> [EXERCISE]: Return all entries precisely as they stand, without the images.

[Items from a data source]
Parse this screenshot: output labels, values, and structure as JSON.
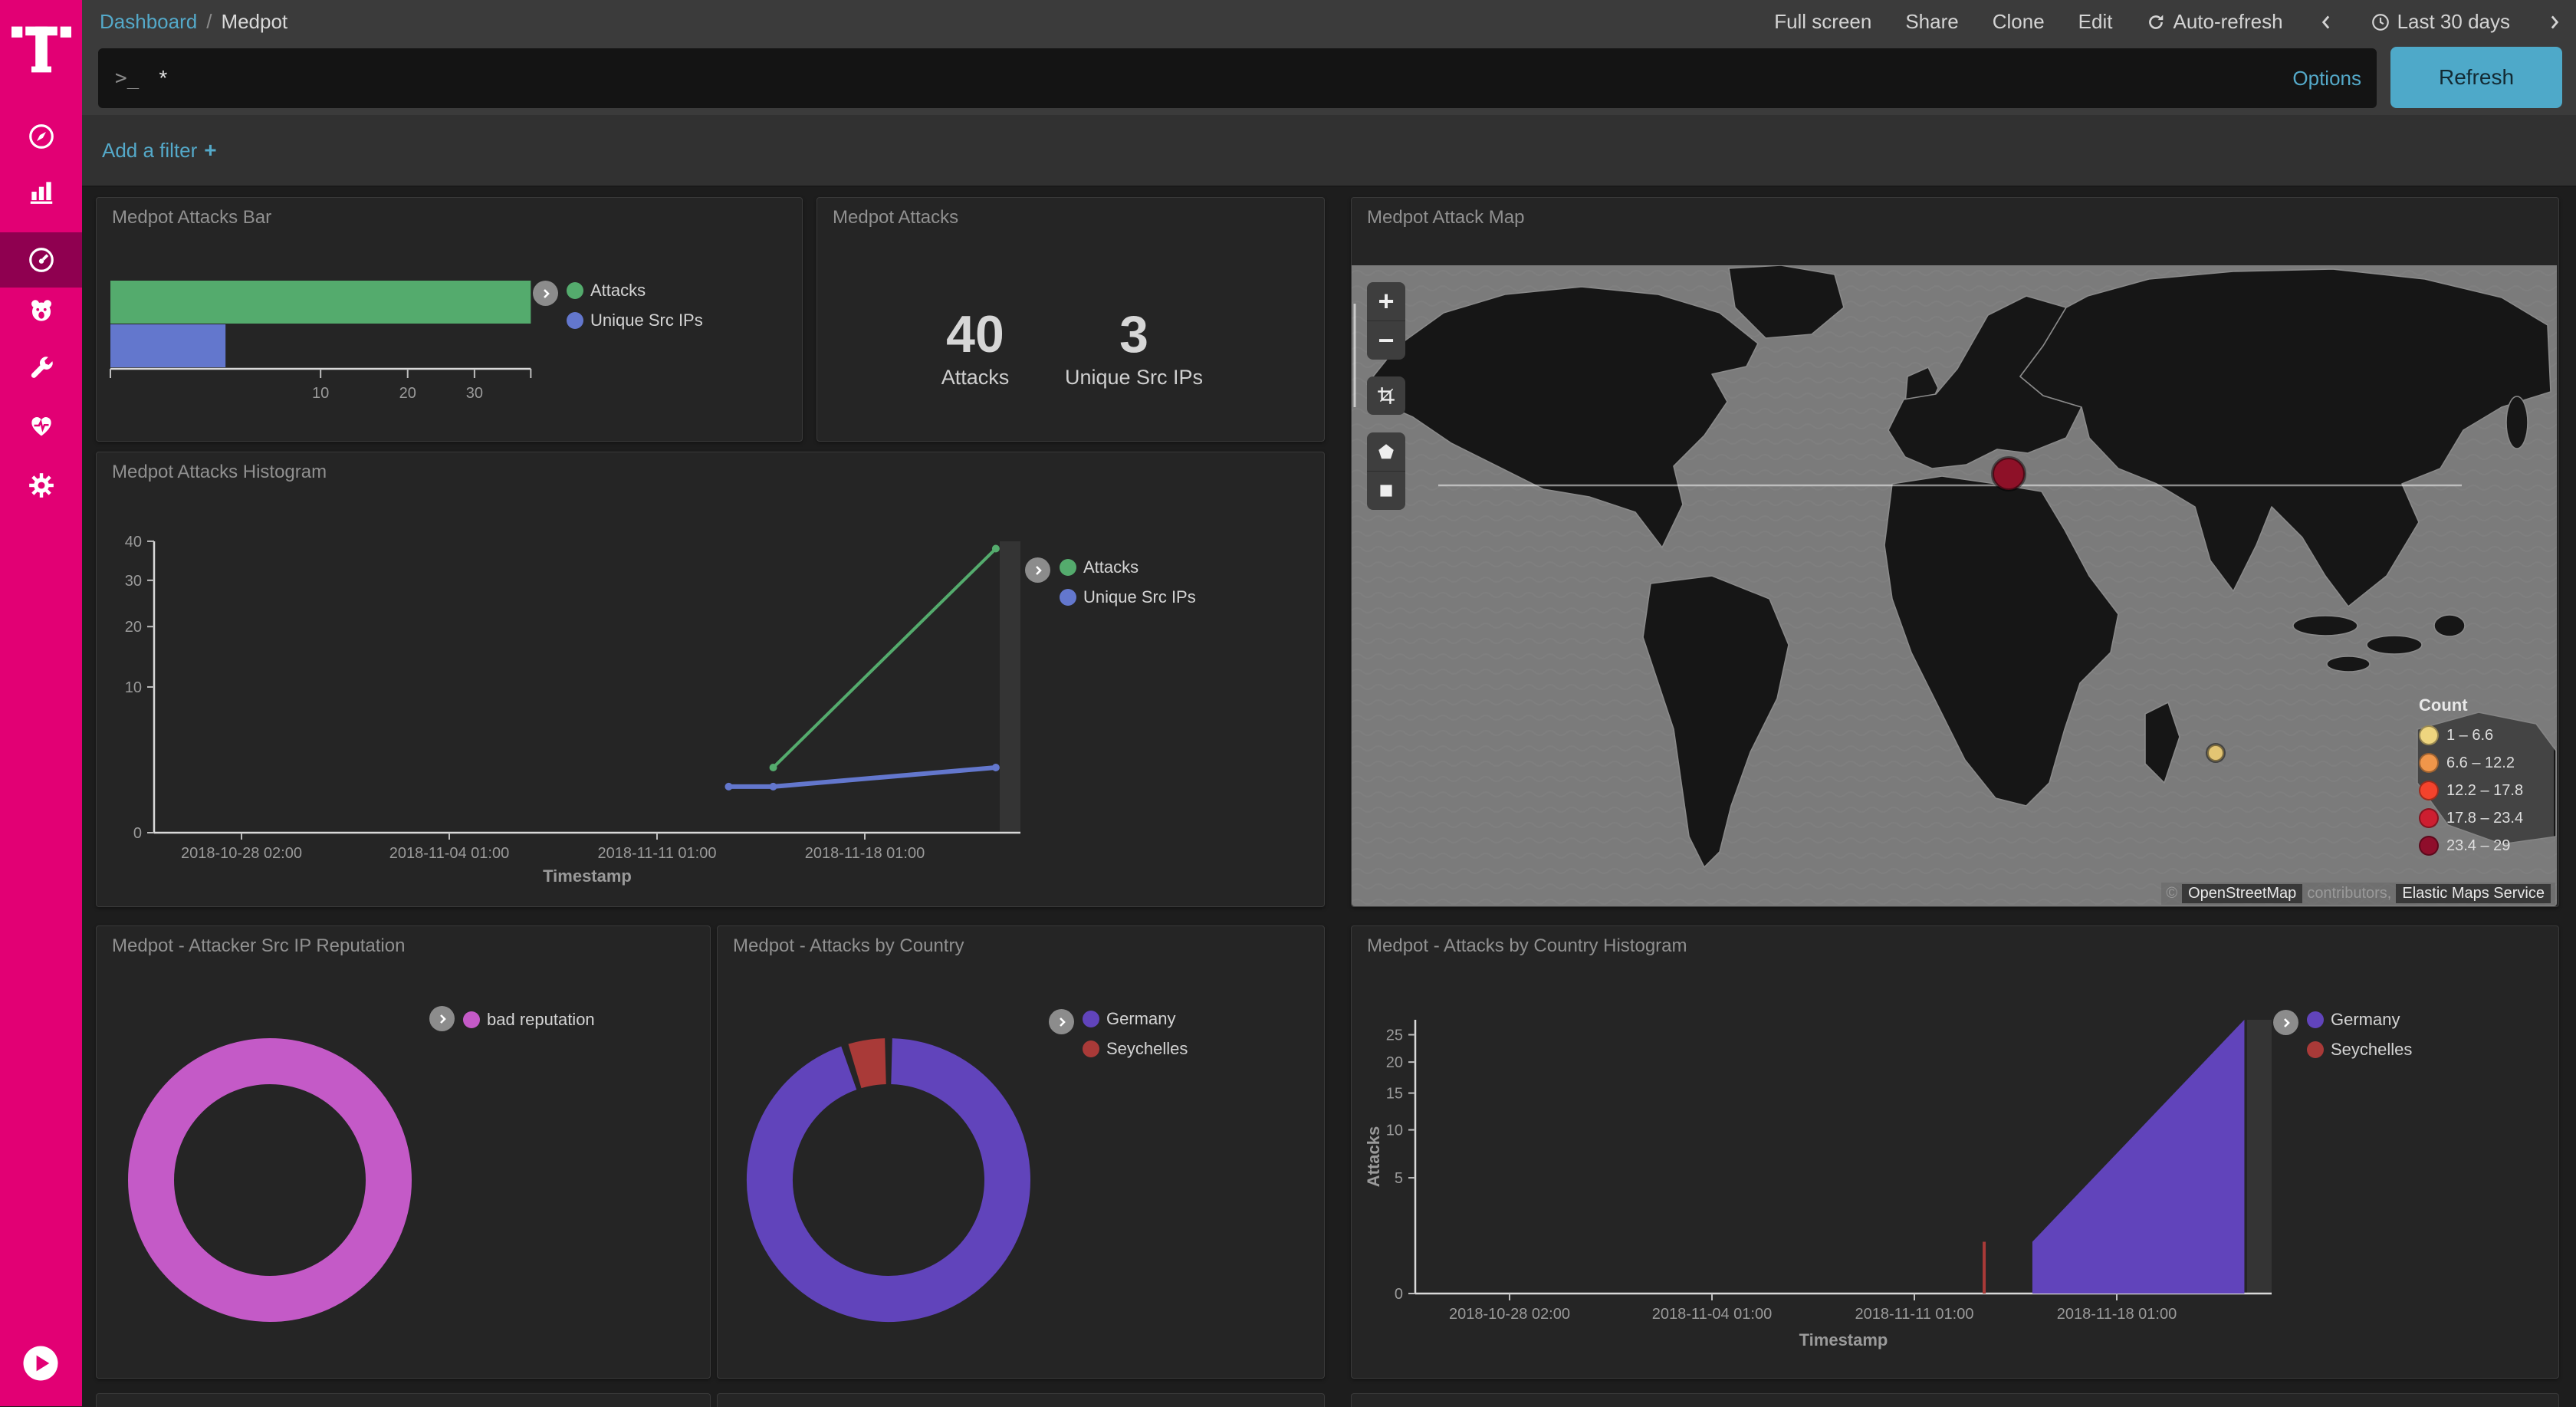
{
  "header": {
    "breadcrumb": {
      "root": "Dashboard",
      "separator": "/",
      "current": "Medpot"
    },
    "menu": [
      {
        "label": "Full screen"
      },
      {
        "label": "Share"
      },
      {
        "label": "Clone"
      },
      {
        "label": "Edit"
      }
    ],
    "auto_refresh_label": "Auto-refresh",
    "time_range_label": "Last 30 days"
  },
  "query_bar": {
    "prompt": ">_",
    "query": "*",
    "options_label": "Options",
    "refresh_label": "Refresh"
  },
  "filter_bar": {
    "add_filter_label": "Add a filter",
    "plus": "+"
  },
  "sidebar": {
    "brand": "telekom-t-logo",
    "selected_index": 2,
    "items": [
      {
        "icon": "compass"
      },
      {
        "icon": "bar-chart"
      },
      {
        "icon": "gauge-dashboard"
      },
      {
        "icon": "bear"
      },
      {
        "icon": "wrench"
      },
      {
        "icon": "heartbeat"
      },
      {
        "icon": "gear"
      }
    ],
    "expand_icon": "play-circle"
  },
  "panels": {
    "bar": {
      "title": "Medpot Attacks Bar"
    },
    "metric": {
      "title": "Medpot Attacks",
      "metrics": [
        {
          "value": "40",
          "label": "Attacks"
        },
        {
          "value": "3",
          "label": "Unique Src IPs"
        }
      ]
    },
    "map": {
      "title": "Medpot Attack Map",
      "count_legend_title": "Count",
      "count_legend": [
        {
          "range": "1 – 6.6",
          "color": "#eed57f"
        },
        {
          "range": "6.6 – 12.2",
          "color": "#f0964a"
        },
        {
          "range": "12.2 – 17.8",
          "color": "#f4432c"
        },
        {
          "range": "17.8 – 23.4",
          "color": "#cd1e30"
        },
        {
          "range": "23.4 – 29",
          "color": "#8f0e2b"
        }
      ],
      "attribution": {
        "copyright": "©",
        "osm": "OpenStreetMap",
        "contributors": "contributors,",
        "ems": "Elastic Maps Service"
      }
    },
    "histogram": {
      "title": "Medpot Attacks Histogram"
    },
    "reputation": {
      "title": "Medpot - Attacker Src IP Reputation"
    },
    "country_pie": {
      "title": "Medpot - Attacks by Country"
    },
    "country_hist": {
      "title": "Medpot - Attacks by Country Histogram"
    }
  },
  "chart_data": [
    {
      "type": "bar",
      "orientation": "horizontal",
      "title": "Medpot Attacks Bar",
      "x_ticks": [
        10,
        20,
        30
      ],
      "xlim": [
        0,
        40
      ],
      "x_scale": "square root",
      "series": [
        {
          "name": "Attacks",
          "value": 40,
          "color": "#54ab6d"
        },
        {
          "name": "Unique Src IPs",
          "value": 3,
          "color": "#6377cd"
        }
      ]
    },
    {
      "type": "metric",
      "title": "Medpot Attacks",
      "values": [
        {
          "label": "Attacks",
          "value": 40
        },
        {
          "label": "Unique Src IPs",
          "value": 3
        }
      ]
    },
    {
      "type": "map",
      "title": "Medpot Attack Map",
      "legend_title": "Count",
      "points": [
        {
          "area": "Western Germany / Central Europe",
          "bucket": "23.4 – 29",
          "color": "#8e1128",
          "x": 857,
          "y": 272,
          "r": 21
        },
        {
          "area": "Seychelles / Indian Ocean",
          "bucket": "1 – 6.6",
          "color": "#e3c573",
          "x": 1127,
          "y": 636,
          "r": 11
        }
      ]
    },
    {
      "type": "line",
      "title": "Medpot Attacks Histogram",
      "xlabel": "Timestamp",
      "x_ticks": [
        "2018-10-28 02:00",
        "2018-11-04 01:00",
        "2018-11-11 01:00",
        "2018-11-18 01:00"
      ],
      "y_ticks": [
        0,
        10,
        20,
        30,
        40
      ],
      "y_scale": "square root",
      "ylim": [
        0,
        40
      ],
      "series": [
        {
          "name": "Attacks",
          "color": "#54ab6d",
          "points": [
            [
              "2018-11-15T00:00",
              2
            ],
            [
              "2018-11-22T12:00",
              38
            ]
          ]
        },
        {
          "name": "Unique Src IPs",
          "color": "#6377cd",
          "points": [
            [
              "2018-11-13T12:00",
              1
            ],
            [
              "2018-11-15T00:00",
              1
            ],
            [
              "2018-11-22T12:00",
              2
            ]
          ]
        }
      ]
    },
    {
      "type": "pie",
      "donut": true,
      "title": "Medpot - Attacker Src IP Reputation",
      "slices": [
        {
          "label": "bad reputation",
          "value": 40,
          "pct": 100,
          "color": "#c45ac7"
        }
      ]
    },
    {
      "type": "pie",
      "donut": true,
      "title": "Medpot - Attacks by Country",
      "slices": [
        {
          "label": "Germany",
          "value": 38,
          "color": "#6144bb"
        },
        {
          "label": "Seychelles",
          "value": 2,
          "color": "#a93a38"
        }
      ]
    },
    {
      "type": "area",
      "title": "Medpot - Attacks by Country Histogram",
      "xlabel": "Timestamp",
      "ylabel": "Attacks",
      "x_ticks": [
        "2018-10-28 02:00",
        "2018-11-04 01:00",
        "2018-11-11 01:00",
        "2018-11-18 01:00"
      ],
      "y_ticks": [
        0,
        5,
        10,
        15,
        20,
        25
      ],
      "y_scale": "square root",
      "series": [
        {
          "name": "Germany",
          "color": "#6144bb",
          "style": "area",
          "points": [
            [
              "2018-11-15T04:00",
              1
            ],
            [
              "2018-11-22T12:00",
              28
            ]
          ]
        },
        {
          "name": "Seychelles",
          "color": "#a93a38",
          "style": "bar",
          "points": [
            [
              "2018-11-13T12:00",
              1
            ]
          ]
        }
      ]
    }
  ]
}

> [COMPLETE OUTPUT]:
Parse this screenshot: output labels, values, and structure as JSON.
{
  "header": {
    "breadcrumb": {
      "root": "Dashboard",
      "separator": "/",
      "current": "Medpot"
    },
    "menu": [
      {
        "label": "Full screen"
      },
      {
        "label": "Share"
      },
      {
        "label": "Clone"
      },
      {
        "label": "Edit"
      }
    ],
    "auto_refresh_label": "Auto-refresh",
    "time_range_label": "Last 30 days"
  },
  "query_bar": {
    "prompt": ">_",
    "query": "*",
    "options_label": "Options",
    "refresh_label": "Refresh"
  },
  "filter_bar": {
    "add_filter_label": "Add a filter",
    "plus": "+"
  },
  "sidebar": {
    "brand": "telekom-t-logo",
    "selected_index": 2,
    "items": [
      {
        "icon": "compass"
      },
      {
        "icon": "bar-chart"
      },
      {
        "icon": "gauge-dashboard"
      },
      {
        "icon": "bear"
      },
      {
        "icon": "wrench"
      },
      {
        "icon": "heartbeat"
      },
      {
        "icon": "gear"
      }
    ],
    "expand_icon": "play-circle"
  },
  "panels": {
    "bar": {
      "title": "Medpot Attacks Bar"
    },
    "metric": {
      "title": "Medpot Attacks",
      "metrics": [
        {
          "value": "40",
          "label": "Attacks"
        },
        {
          "value": "3",
          "label": "Unique Src IPs"
        }
      ]
    },
    "map": {
      "title": "Medpot Attack Map",
      "count_legend_title": "Count",
      "count_legend": [
        {
          "range": "1 – 6.6",
          "color": "#eed57f"
        },
        {
          "range": "6.6 – 12.2",
          "color": "#f0964a"
        },
        {
          "range": "12.2 – 17.8",
          "color": "#f4432c"
        },
        {
          "range": "17.8 – 23.4",
          "color": "#cd1e30"
        },
        {
          "range": "23.4 – 29",
          "color": "#8f0e2b"
        }
      ],
      "attribution": {
        "copyright": "©",
        "osm": "OpenStreetMap",
        "contributors": "contributors,",
        "ems": "Elastic Maps Service"
      }
    },
    "histogram": {
      "title": "Medpot Attacks Histogram"
    },
    "reputation": {
      "title": "Medpot - Attacker Src IP Reputation"
    },
    "country_pie": {
      "title": "Medpot - Attacks by Country"
    },
    "country_hist": {
      "title": "Medpot - Attacks by Country Histogram"
    }
  },
  "chart_data": [
    {
      "type": "bar",
      "orientation": "horizontal",
      "title": "Medpot Attacks Bar",
      "x_ticks": [
        10,
        20,
        30
      ],
      "xlim": [
        0,
        40
      ],
      "x_scale": "square root",
      "series": [
        {
          "name": "Attacks",
          "value": 40,
          "color": "#54ab6d"
        },
        {
          "name": "Unique Src IPs",
          "value": 3,
          "color": "#6377cd"
        }
      ]
    },
    {
      "type": "metric",
      "title": "Medpot Attacks",
      "values": [
        {
          "label": "Attacks",
          "value": 40
        },
        {
          "label": "Unique Src IPs",
          "value": 3
        }
      ]
    },
    {
      "type": "map",
      "title": "Medpot Attack Map",
      "legend_title": "Count",
      "points": [
        {
          "area": "Western Germany / Central Europe",
          "bucket": "23.4 – 29",
          "color": "#8e1128",
          "x": 857,
          "y": 272,
          "r": 21
        },
        {
          "area": "Seychelles / Indian Ocean",
          "bucket": "1 – 6.6",
          "color": "#e3c573",
          "x": 1127,
          "y": 636,
          "r": 11
        }
      ]
    },
    {
      "type": "line",
      "title": "Medpot Attacks Histogram",
      "xlabel": "Timestamp",
      "x_ticks": [
        "2018-10-28 02:00",
        "2018-11-04 01:00",
        "2018-11-11 01:00",
        "2018-11-18 01:00"
      ],
      "y_ticks": [
        0,
        10,
        20,
        30,
        40
      ],
      "y_scale": "square root",
      "ylim": [
        0,
        40
      ],
      "series": [
        {
          "name": "Attacks",
          "color": "#54ab6d",
          "points": [
            [
              "2018-11-15T00:00",
              2
            ],
            [
              "2018-11-22T12:00",
              38
            ]
          ]
        },
        {
          "name": "Unique Src IPs",
          "color": "#6377cd",
          "points": [
            [
              "2018-11-13T12:00",
              1
            ],
            [
              "2018-11-15T00:00",
              1
            ],
            [
              "2018-11-22T12:00",
              2
            ]
          ]
        }
      ]
    },
    {
      "type": "pie",
      "donut": true,
      "title": "Medpot - Attacker Src IP Reputation",
      "slices": [
        {
          "label": "bad reputation",
          "value": 40,
          "pct": 100,
          "color": "#c45ac7"
        }
      ]
    },
    {
      "type": "pie",
      "donut": true,
      "title": "Medpot - Attacks by Country",
      "slices": [
        {
          "label": "Germany",
          "value": 38,
          "color": "#6144bb"
        },
        {
          "label": "Seychelles",
          "value": 2,
          "color": "#a93a38"
        }
      ]
    },
    {
      "type": "area",
      "title": "Medpot - Attacks by Country Histogram",
      "xlabel": "Timestamp",
      "ylabel": "Attacks",
      "x_ticks": [
        "2018-10-28 02:00",
        "2018-11-04 01:00",
        "2018-11-11 01:00",
        "2018-11-18 01:00"
      ],
      "y_ticks": [
        0,
        5,
        10,
        15,
        20,
        25
      ],
      "y_scale": "square root",
      "series": [
        {
          "name": "Germany",
          "color": "#6144bb",
          "style": "area",
          "points": [
            [
              "2018-11-15T04:00",
              1
            ],
            [
              "2018-11-22T12:00",
              28
            ]
          ]
        },
        {
          "name": "Seychelles",
          "color": "#a93a38",
          "style": "bar",
          "points": [
            [
              "2018-11-13T12:00",
              1
            ]
          ]
        }
      ]
    }
  ]
}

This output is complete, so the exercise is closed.